WHAT YOU HAVE TO DO: Look through the data below. Collect every line where the word "evidence" occurs.

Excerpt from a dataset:
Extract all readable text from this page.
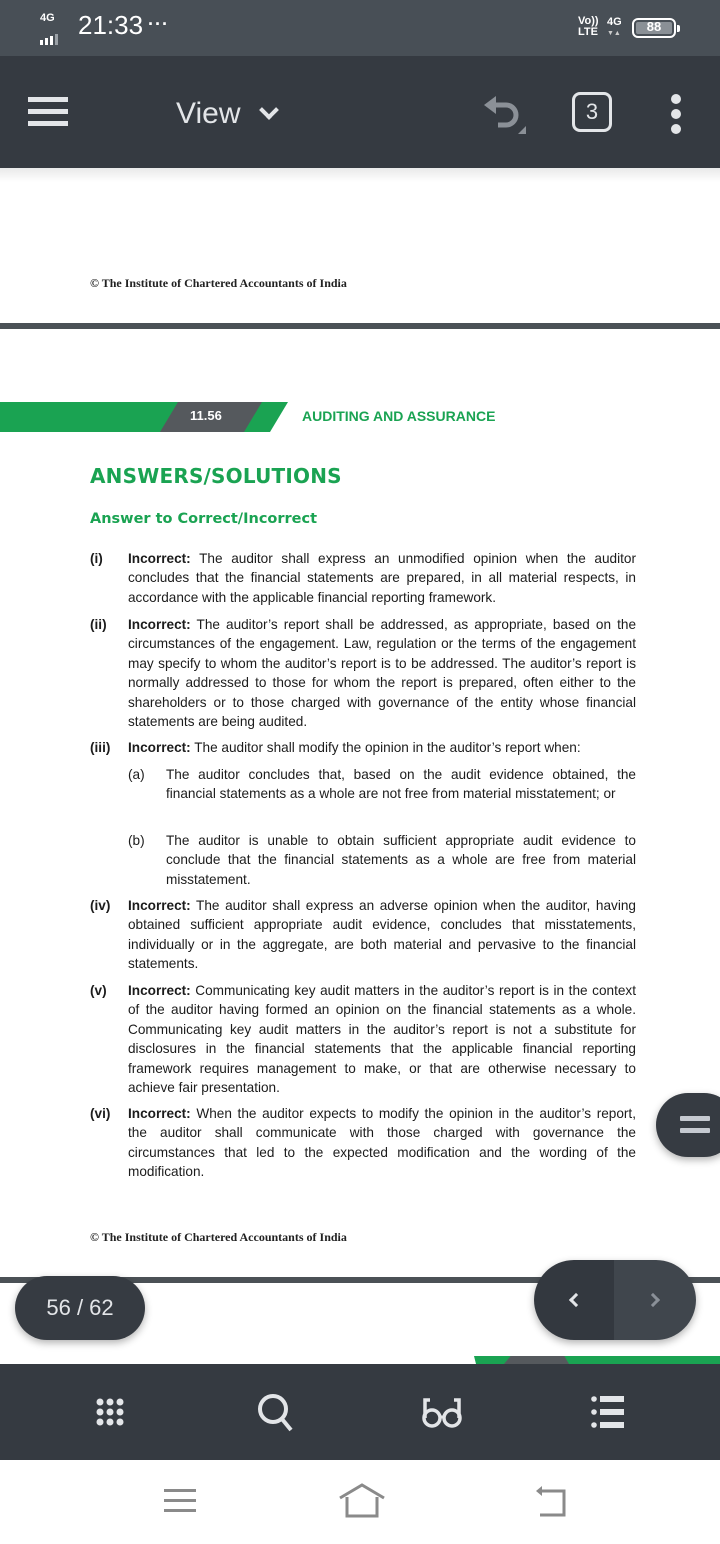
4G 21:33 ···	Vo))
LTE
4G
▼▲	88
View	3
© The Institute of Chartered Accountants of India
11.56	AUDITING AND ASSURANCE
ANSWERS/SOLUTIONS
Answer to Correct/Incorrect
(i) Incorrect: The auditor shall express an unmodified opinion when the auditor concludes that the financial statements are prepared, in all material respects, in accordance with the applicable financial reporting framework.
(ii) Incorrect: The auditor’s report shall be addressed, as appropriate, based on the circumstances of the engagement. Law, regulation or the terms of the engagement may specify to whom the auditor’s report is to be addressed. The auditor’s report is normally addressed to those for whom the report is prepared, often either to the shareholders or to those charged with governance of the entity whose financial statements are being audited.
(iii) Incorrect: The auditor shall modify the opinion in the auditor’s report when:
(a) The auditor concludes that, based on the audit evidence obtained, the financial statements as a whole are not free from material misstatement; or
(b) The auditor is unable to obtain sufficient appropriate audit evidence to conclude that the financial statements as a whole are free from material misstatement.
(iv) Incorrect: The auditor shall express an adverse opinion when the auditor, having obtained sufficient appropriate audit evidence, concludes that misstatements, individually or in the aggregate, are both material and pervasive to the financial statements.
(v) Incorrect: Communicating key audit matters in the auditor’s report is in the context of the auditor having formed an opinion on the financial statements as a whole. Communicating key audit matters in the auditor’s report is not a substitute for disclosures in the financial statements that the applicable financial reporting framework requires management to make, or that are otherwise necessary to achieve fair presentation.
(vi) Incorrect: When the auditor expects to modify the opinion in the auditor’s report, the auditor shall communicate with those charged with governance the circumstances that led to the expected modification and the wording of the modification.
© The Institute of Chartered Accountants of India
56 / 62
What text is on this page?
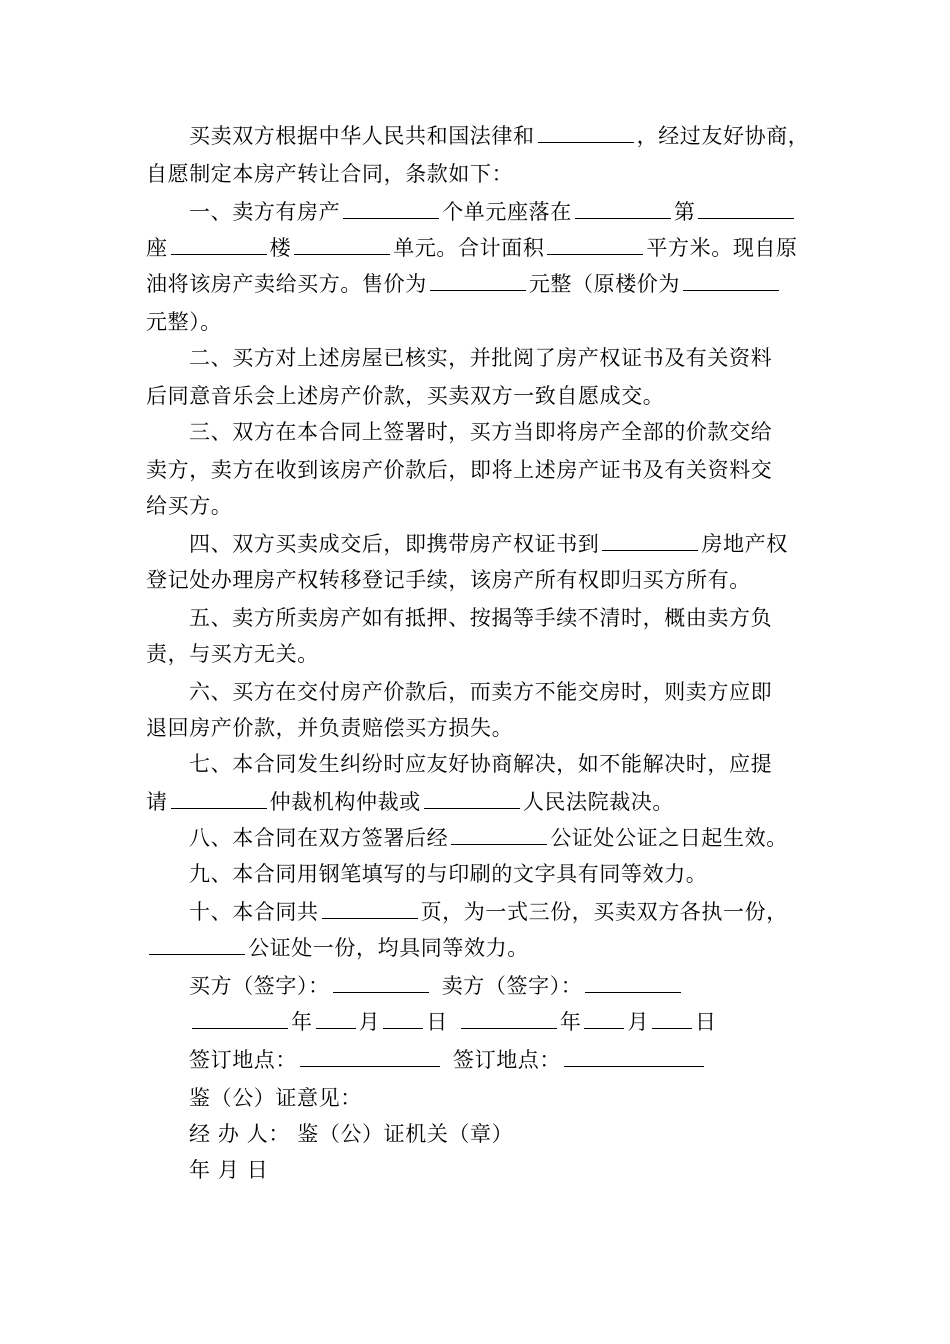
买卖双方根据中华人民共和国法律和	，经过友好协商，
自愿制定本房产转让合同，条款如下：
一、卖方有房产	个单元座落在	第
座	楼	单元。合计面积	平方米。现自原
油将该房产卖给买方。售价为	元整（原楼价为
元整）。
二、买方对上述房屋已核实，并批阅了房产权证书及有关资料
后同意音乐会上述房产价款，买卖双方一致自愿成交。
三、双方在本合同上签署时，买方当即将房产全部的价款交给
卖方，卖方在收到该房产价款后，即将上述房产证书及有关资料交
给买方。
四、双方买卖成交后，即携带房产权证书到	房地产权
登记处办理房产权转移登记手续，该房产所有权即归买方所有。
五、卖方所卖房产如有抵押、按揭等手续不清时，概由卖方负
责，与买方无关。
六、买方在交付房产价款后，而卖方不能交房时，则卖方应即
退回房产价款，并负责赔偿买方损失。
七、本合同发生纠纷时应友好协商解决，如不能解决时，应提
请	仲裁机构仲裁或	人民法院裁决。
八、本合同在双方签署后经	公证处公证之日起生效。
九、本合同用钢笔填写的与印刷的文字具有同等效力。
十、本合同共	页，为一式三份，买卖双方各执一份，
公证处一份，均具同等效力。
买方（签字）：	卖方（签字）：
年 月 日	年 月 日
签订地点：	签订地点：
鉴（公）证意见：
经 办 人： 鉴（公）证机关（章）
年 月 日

SOLUTION FOR THIS PROBLEM:
(a) The auditor concludes that, based on the audit evidence obtained, the financial statements as a whole are not free from material misstatement; or
(b) The auditor is unable to obtain sufficient appropriate audit evidence to conclude that the financial statements as a whole are free from material misstatement.
(iv) Incorrect: The auditor shall express an adverse opinion when the auditor, having obtained sufficient appropriate audit evidence, concludes that misstatements, individually or in the aggregate, are both material and pervasive to the financial statements.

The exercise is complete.